課題:
A – 「花子とアン」第15回の文章について、次の(i)〜(iii)が文章の内容と合っているかどうかを「はい」か「いいえ」で答え、判断の根拠となる文章中の語句をそのまま引用しなさい。(i) はなは罰として学校中の大掃除を命じられる。(ii) 茂木は北澤から、はなが門限に遅れた本当の理由を知る。(iii) はなは冬休みに家へ帰る。
B – 記録の冒頭から「select-aprenden-value: Aprenden —」を含む行までを、一字一句変えずに書き写しなさい。

提示された抜粋:
⟨
ドラマダイジェスト

連続テレビ小説「花子とアン」第15回「初恋パルピテーション!」【第3週】

あらすじ

北澤(加藤慶祐)と話し込んでいて女学校の門限を破ってしまったはな(吉高由里子)は、ブラックバーン校長(トーディ・クラーク)の怒りを買い、罰として学校中の大掃除を命じられる。年末で人がほとんどいなくなった校内を、白鳥(近藤春菜)に厳しく指導されながら一生懸命掃除するはな。一方、茂木(浅田美代子)は孤児院の牧師から、はなが門限に遅れた本当の理由を知り、それを聞いたブラックバーンは一計を案じる…。

15回ネタバレ

孤児院

北澤「花子さんのお父様は 貿易会社を 経営なさってるんですね。」

修和女学校

正門前

はな「実は… 私 給費生…。」

(鐘の音)

はな「てっ! 大変だ。 門限破っちまった!」

北澤「えっ?」

<見えを張って 嘘をついてしまった はなは 本当の事を打ち明けようとして 今度は 門限破り。 はなの初恋は 一体 どうなってしまうのでしょう?>

はな「どうしよう…。」

茂木「はなさん? あなた…。」

はな「校門が閉まっていたので…。」

富山「泥棒のように 柵を乗り越えるとは!」

はな「申し訳ありません!」

校長室

はな「申し訳ありません!」

富山「給費生が門限を破るなんて あってはならない事です。」

茂木「あなたは 皆さんのご寄付のおかげで ここで学ぶ事ができるんですよ。」

ブラックバーン『なぜ遅れたのですか』

はな『送ってくれた人と 少し話し込んでしまって』

ブラックバーン『それは男の学生ですか?』

はな「『はい』 『Go to bed for eber and eber』ですね…。」

ブラックバーン『待ちなさい、はな そんな軽い罰で 済むと思ってるんですか』

富山「『校長、 最も重い罰を』 停学か 退学か。」

廊下

<今日から 冬休み。 生徒は みんな うちに帰りますが はなは 今年も一人さみしく 寄宿舎に残ります。 それどころか とんでもない 冬休みになりそうです。>

3人「よい お年を。」

はな「よい お年を。」

醍醐「はなさん! どうしたの? その恰好。」

はな「門限を破った罰として 学校と寄宿舎の大掃除を 命じられました。」

松平「たった一人で大掃除なさるの?」

畠山「お気の毒に…。」
⟩
利用できるデータ:
⟨
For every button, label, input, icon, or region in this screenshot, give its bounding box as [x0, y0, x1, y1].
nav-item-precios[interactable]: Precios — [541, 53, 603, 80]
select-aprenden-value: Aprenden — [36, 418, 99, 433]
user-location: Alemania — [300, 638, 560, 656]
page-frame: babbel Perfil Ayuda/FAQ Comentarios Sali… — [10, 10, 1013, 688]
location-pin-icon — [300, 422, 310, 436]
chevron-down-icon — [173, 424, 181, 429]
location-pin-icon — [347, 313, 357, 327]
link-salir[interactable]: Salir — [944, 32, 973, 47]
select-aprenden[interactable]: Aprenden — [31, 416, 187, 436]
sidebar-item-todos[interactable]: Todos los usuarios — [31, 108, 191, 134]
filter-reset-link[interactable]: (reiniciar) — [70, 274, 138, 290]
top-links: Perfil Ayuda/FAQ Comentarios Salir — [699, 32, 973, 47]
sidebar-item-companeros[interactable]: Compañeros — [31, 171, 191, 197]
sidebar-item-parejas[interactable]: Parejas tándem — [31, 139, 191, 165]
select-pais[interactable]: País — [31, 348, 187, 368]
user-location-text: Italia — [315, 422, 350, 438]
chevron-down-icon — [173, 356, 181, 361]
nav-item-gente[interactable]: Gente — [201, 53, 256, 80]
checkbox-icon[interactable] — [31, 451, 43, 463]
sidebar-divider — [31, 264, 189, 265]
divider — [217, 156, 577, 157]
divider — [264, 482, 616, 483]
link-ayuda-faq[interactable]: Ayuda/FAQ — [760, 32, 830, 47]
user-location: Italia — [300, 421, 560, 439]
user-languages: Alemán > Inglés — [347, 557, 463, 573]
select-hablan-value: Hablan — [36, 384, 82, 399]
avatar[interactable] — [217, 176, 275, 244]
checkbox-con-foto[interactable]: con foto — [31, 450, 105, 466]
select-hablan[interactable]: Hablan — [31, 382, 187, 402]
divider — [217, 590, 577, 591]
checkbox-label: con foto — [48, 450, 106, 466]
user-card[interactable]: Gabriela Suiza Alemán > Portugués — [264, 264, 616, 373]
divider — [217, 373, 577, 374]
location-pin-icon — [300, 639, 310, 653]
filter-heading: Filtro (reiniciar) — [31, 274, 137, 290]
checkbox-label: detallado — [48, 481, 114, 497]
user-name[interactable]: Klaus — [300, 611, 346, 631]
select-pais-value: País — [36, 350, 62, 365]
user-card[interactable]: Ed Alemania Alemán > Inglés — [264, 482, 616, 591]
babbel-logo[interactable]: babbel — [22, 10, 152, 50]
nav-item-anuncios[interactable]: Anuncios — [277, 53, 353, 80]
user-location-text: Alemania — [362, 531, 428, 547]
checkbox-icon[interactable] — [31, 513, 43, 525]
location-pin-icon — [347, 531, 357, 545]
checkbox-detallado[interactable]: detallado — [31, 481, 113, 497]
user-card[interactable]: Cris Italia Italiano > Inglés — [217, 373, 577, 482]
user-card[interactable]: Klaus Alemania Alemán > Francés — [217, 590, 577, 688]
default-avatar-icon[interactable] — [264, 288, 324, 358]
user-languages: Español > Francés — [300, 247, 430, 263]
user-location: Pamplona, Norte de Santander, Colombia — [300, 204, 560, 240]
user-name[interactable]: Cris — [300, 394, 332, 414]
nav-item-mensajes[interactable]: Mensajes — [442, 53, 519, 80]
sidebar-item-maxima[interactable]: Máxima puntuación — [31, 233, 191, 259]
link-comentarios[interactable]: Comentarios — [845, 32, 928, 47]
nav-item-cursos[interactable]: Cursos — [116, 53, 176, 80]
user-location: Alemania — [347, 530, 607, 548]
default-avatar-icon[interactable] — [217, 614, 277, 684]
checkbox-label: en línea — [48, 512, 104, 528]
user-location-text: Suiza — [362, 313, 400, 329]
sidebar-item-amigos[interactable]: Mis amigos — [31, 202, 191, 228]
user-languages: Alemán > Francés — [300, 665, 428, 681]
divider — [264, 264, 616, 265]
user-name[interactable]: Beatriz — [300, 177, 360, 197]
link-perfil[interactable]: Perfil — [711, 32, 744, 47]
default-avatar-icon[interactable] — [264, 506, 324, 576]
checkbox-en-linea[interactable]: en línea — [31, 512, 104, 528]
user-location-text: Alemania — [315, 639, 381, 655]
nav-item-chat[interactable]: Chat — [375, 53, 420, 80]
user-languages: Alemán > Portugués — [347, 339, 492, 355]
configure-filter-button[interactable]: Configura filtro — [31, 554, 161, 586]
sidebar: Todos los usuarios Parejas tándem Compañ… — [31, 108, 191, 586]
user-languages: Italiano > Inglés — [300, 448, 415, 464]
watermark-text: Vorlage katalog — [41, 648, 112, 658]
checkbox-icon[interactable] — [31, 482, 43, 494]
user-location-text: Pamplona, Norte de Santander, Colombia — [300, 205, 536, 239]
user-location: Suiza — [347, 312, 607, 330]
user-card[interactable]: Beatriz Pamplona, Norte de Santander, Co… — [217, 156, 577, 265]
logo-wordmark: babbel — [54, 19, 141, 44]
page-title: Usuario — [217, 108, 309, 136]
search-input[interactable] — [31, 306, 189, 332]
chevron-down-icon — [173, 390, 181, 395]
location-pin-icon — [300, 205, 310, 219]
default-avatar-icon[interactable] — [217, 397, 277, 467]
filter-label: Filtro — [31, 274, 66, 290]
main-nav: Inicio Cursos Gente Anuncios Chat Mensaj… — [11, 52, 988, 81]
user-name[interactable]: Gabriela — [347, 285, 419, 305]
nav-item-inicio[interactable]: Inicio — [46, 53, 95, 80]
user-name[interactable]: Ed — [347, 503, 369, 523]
⟩
各課題の解答:
A –
(i) はい。「罰として学校中の大掃除を命じられる」
(ii) いいえ。「茂木(浅田美代子)は孤児院の牧師から、はなが門限に遅れた本当の理由を知り」
(iii) いいえ。「はなは 今年も一人さみしく 寄宿舎に残ります。」

B –
For every button, label, input, icon, or region in this screenshot, give its bounding box as [x0, y0, x1, y1].
nav-item-precios[interactable]: Precios — [541, 53, 603, 80]
select-aprenden-value: Aprenden — [36, 418, 99, 433]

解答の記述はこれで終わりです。